YOUR TASK |
A partial copy is required: transcribe exactly the lines from the one containing "Give me the" through the last line below, without any pictures.

— begin INPUT —

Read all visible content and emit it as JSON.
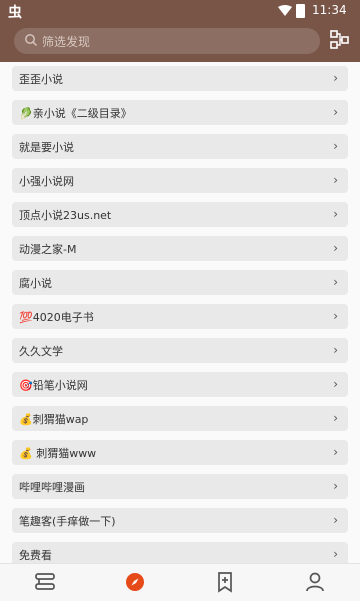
{
  "status": {
    "time": "11:34",
    "app_glyph": "虫"
  },
  "search": {
    "placeholder": "筛选发现"
  },
  "sources": [
    {
      "label": "歪歪小说"
    },
    {
      "label": "🥬亲小说《二级目录》"
    },
    {
      "label": "就是要小说"
    },
    {
      "label": "小强小说网"
    },
    {
      "label": "顶点小说23us.net"
    },
    {
      "label": "动漫之家-M"
    },
    {
      "label": "腐小说"
    },
    {
      "label": "💯4020电子书"
    },
    {
      "label": "久久文学"
    },
    {
      "label": "🎯铅笔小说网"
    },
    {
      "label": "💰刺猬猫wap"
    },
    {
      "label": "💰 刺猬猫www"
    },
    {
      "label": "哔哩哔哩漫画"
    },
    {
      "label": "笔趣客(手痒做一下)"
    },
    {
      "label": "免费看"
    }
  ],
  "chevron": "›",
  "colors": {
    "toolbar": "#795548",
    "accent": "#e64a19"
  },
  "bottom_nav": [
    "bookshelf-icon",
    "discover-icon",
    "bookmark-add-icon",
    "profile-icon"
  ]
}
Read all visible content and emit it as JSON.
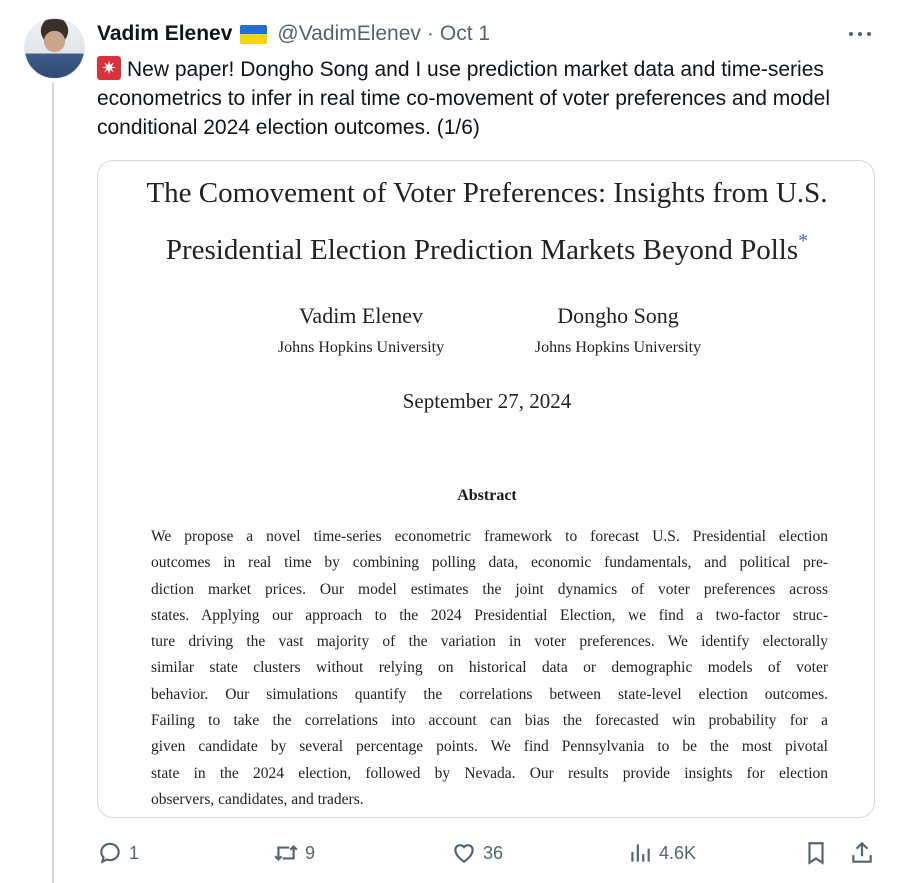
{
  "tweet": {
    "display_name": "Vadim Elenev",
    "handle": "@VadimElenev",
    "separator": "·",
    "date": "Oct 1",
    "text": "New paper! Dongho Song and I use prediction market data and time-series econometrics to infer in real time co-movement of voter preferences and model conditional 2024 election outcomes. (1/6)",
    "emoji_icon": "rotating-light-icon",
    "flag_icon": "ukraine-flag-icon"
  },
  "paper": {
    "title_line1": "The Comovement of Voter Preferences: Insights from U.S.",
    "title_line2": "Presidential Election Prediction Markets Beyond Polls",
    "title_mark": "*",
    "authors": [
      {
        "name": "Vadim Elenev",
        "affiliation": "Johns Hopkins University"
      },
      {
        "name": "Dongho Song",
        "affiliation": "Johns Hopkins University"
      }
    ],
    "date": "September 27, 2024",
    "abstract_heading": "Abstract",
    "abstract_lines": [
      "We propose a novel time-series econometric framework to forecast U.S. Presidential election",
      "outcomes in real time by combining polling data, economic fundamentals, and political pre-",
      "diction market prices. Our model estimates the joint dynamics of voter preferences across",
      "states. Applying our approach to the 2024 Presidential Election, we find a two-factor struc-",
      "ture driving the vast majority of the variation in voter preferences. We identify electorally",
      "similar state clusters without relying on historical data or demographic models of voter",
      "behavior. Our simulations quantify the correlations between state-level election outcomes.",
      "Failing to take the correlations into account can bias the forecasted win probability for a",
      "given candidate by several percentage points. We find Pennsylvania to be the most pivotal",
      "state in the 2024 election, followed by Nevada. Our results provide insights for election",
      "observers, candidates, and traders."
    ]
  },
  "actions": {
    "replies": "1",
    "retweets": "9",
    "likes": "36",
    "views": "4.6K"
  },
  "colors": {
    "text": "#0f1419",
    "muted": "#536471",
    "border": "#cfd9de"
  }
}
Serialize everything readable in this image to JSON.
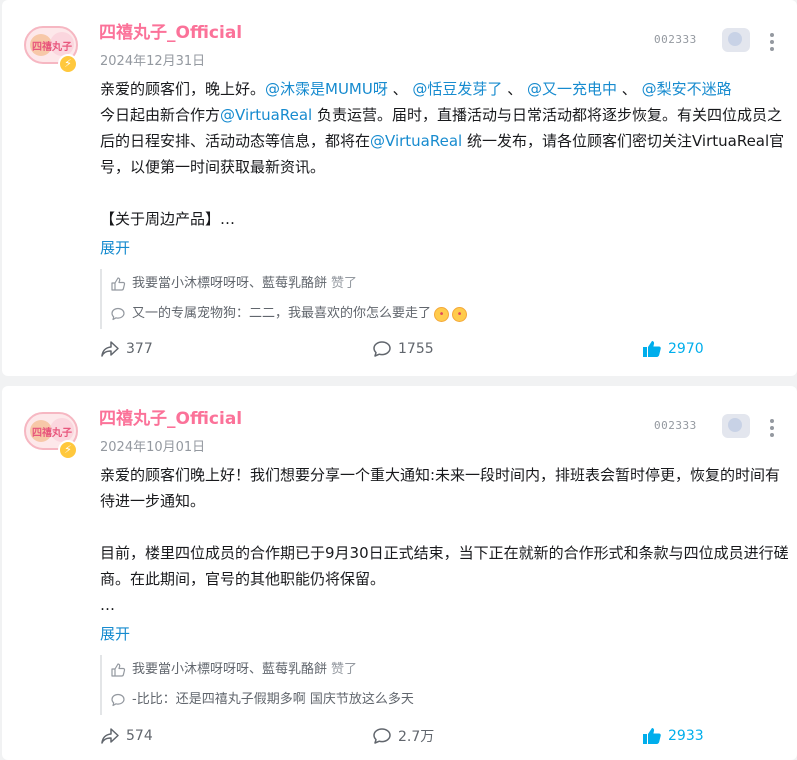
{
  "colors": {
    "accent": "#00aeec",
    "author": "#fb7299",
    "mention": "#178bcf",
    "muted": "#9499a0",
    "text": "#18191c"
  },
  "posts": [
    {
      "author": "四禧丸子_Official",
      "date": "2024年12月31日",
      "decor_number": "002333",
      "avatar_text": "四禧丸子",
      "badge_icon": "lightning-icon",
      "more_icon": "more-vertical-icon",
      "content": {
        "l1_text": "亲爱的顾客们，晚上好。",
        "l1_m1": "@沐霂是MUMU呀",
        "l1_s1": " 、",
        "l1_m2": "@恬豆发芽了",
        "l1_s2": " 、",
        "l1_m3": "@又一充电中",
        "l1_s3": " 、",
        "l1_m4": "@梨安不迷路",
        "l2_a": "今日起由新合作方",
        "l2_m": "@VirtuaReal",
        "l2_b": " 负责运营。届时，直播活动与日常活动都将逐步恢复。有关四位成员之后的日程安排、活动动态等信息，都将在",
        "l2_m2": "@VirtuaReal",
        "l2_c": " 统一发布，请各位顾客们密切关注VirtuaReal官号，以便第一时间获取最新资讯。",
        "l4": "【关于周边产品】…"
      },
      "expand_label": "展开",
      "likes_line": {
        "icon": "thumb-up-outline-icon",
        "names": "我要當小沐標呀呀呀、藍莓乳酪餅",
        "suffix": "赞了"
      },
      "comment_line": {
        "icon": "comment-outline-icon",
        "text": "又一的专属宠物狗：二二，我最喜欢的你怎么要走了",
        "emoji": [
          "crying-face-emoji",
          "crying-face-emoji"
        ]
      },
      "actions": {
        "share": {
          "icon": "share-icon",
          "count": "377"
        },
        "comment": {
          "icon": "comment-icon",
          "count": "1755"
        },
        "like": {
          "icon": "thumb-up-filled-icon",
          "count": "2970"
        }
      }
    },
    {
      "author": "四禧丸子_Official",
      "date": "2024年10月01日",
      "decor_number": "002333",
      "avatar_text": "四禧丸子",
      "badge_icon": "lightning-icon",
      "more_icon": "more-vertical-icon",
      "content": {
        "p1": "亲爱的顾客们晚上好！我们想要分享一个重大通知:未来一段时间内，排班表会暂时停更，恢复的时间有待进一步通知。",
        "p2": "目前，楼里四位成员的合作期已于9月30日正式结束，当下正在就新的合作形式和条款与四位成员进行磋商。在此期间，官号的其他职能仍将保留。",
        "p3": "…"
      },
      "expand_label": "展开",
      "likes_line": {
        "icon": "thumb-up-outline-icon",
        "names": "我要當小沐標呀呀呀、藍莓乳酪餅",
        "suffix": "赞了"
      },
      "comment_line": {
        "icon": "comment-outline-icon",
        "text": "-比比：还是四禧丸子假期多啊 国庆节放这么多天"
      },
      "actions": {
        "share": {
          "icon": "share-icon",
          "count": "574"
        },
        "comment": {
          "icon": "comment-icon",
          "count": "2.7万"
        },
        "like": {
          "icon": "thumb-up-filled-icon",
          "count": "2933"
        }
      }
    }
  ]
}
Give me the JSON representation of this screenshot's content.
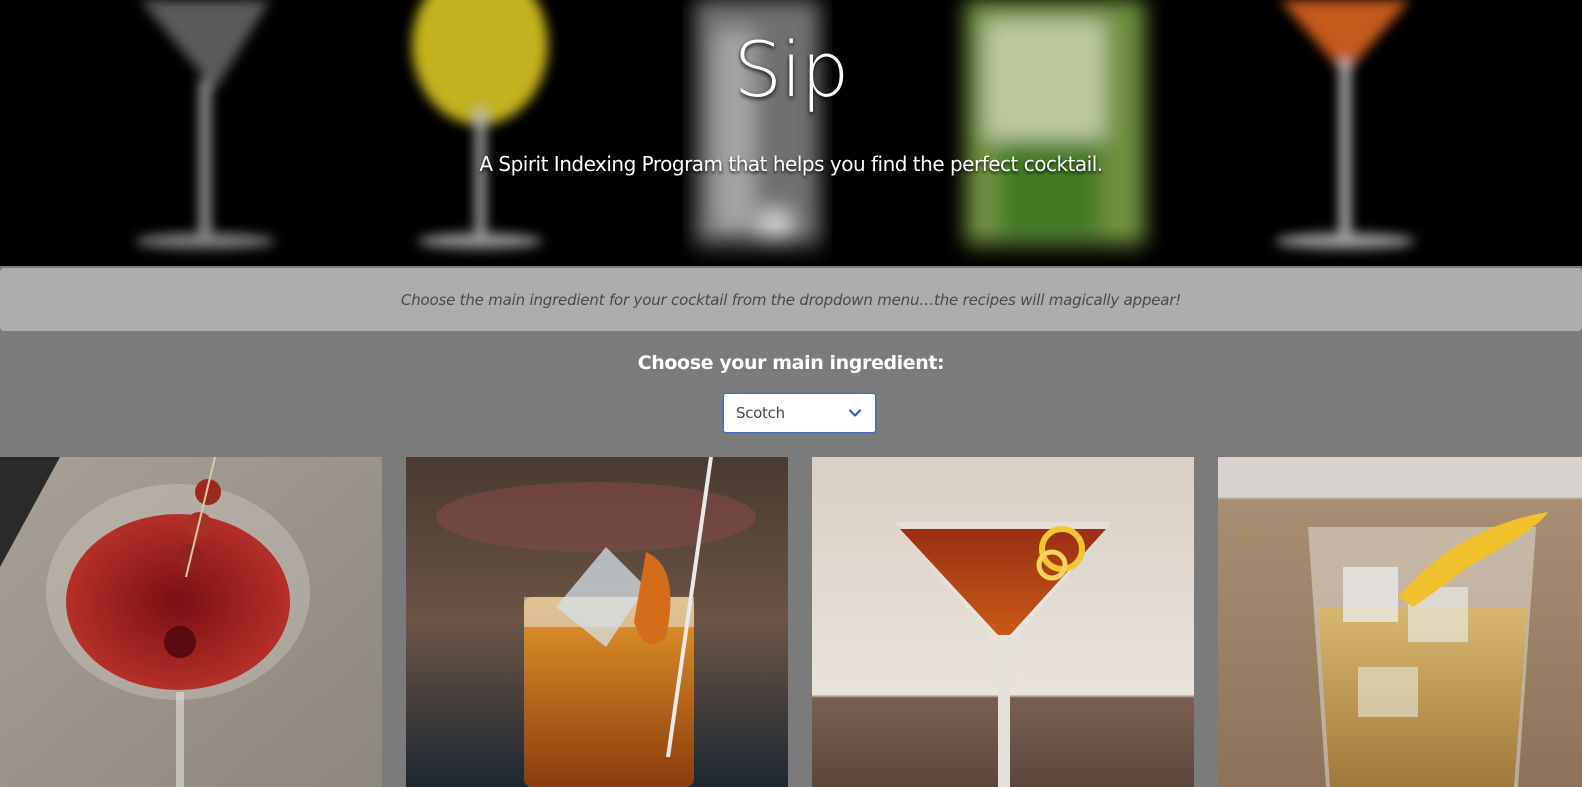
{
  "hero": {
    "title": "Sip",
    "subtitle": "A Spirit Indexing Program that helps you find the perfect cocktail."
  },
  "instructions": {
    "text": "Choose the main ingredient for your cocktail from the dropdown menu…the recipes will magically appear!"
  },
  "chooser": {
    "label": "Choose your main ingredient:",
    "selected": "Scotch"
  },
  "cocktails": [
    {
      "image": "cocktail-photo-cherry-coupe"
    },
    {
      "image": "cocktail-photo-rocks-orange-peel"
    },
    {
      "image": "cocktail-photo-martini-lemon-twist"
    },
    {
      "image": "cocktail-photo-rocks-lemon-twist"
    }
  ],
  "colors": {
    "page_bg": "#7b7b7b",
    "instructions_bg": "#adadad",
    "select_border": "#3f6ec4",
    "chevron": "#2f5fb3"
  }
}
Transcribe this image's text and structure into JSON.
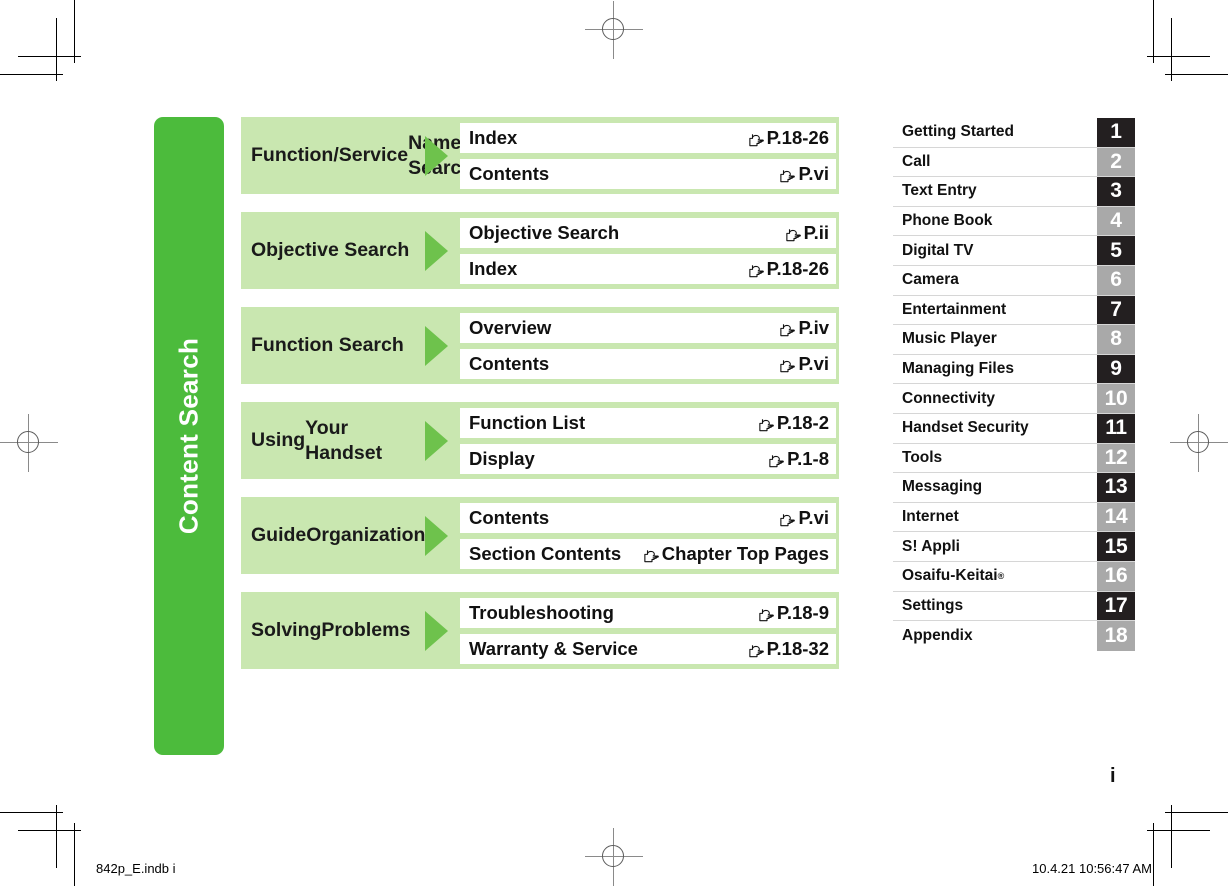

— end INPUT —

SOLUTION TO THIS TASK |
Give me the JSON representation of this screenshot's content.
{
  "hero": {
    "title": "Sip",
    "subtitle": "A Spirit Indexing Program that helps you find the perfect cocktail."
  },
  "instructions": {
    "text": "Choose the main ingredient for your cocktail from the dropdown menu…the recipes will magically appear!"
  },
  "chooser": {
    "label": "Choose your main ingredient:",
    "selected": "Scotch"
  },
  "cocktails": [
    {
      "image": "cocktail-photo-cherry-coupe"
    },
    {
      "image": "cocktail-photo-rocks-orange-peel"
    },
    {
      "image": "cocktail-photo-martini-lemon-twist"
    },
    {
      "image": "cocktail-photo-rocks-lemon-twist"
    }
  ],
  "colors": {
    "page_bg": "#7b7b7b",
    "instructions_bg": "#adadad",
    "select_border": "#3f6ec4",
    "chevron": "#2f5fb3"
  }
}
Transcribe this image's text and structure into JSON.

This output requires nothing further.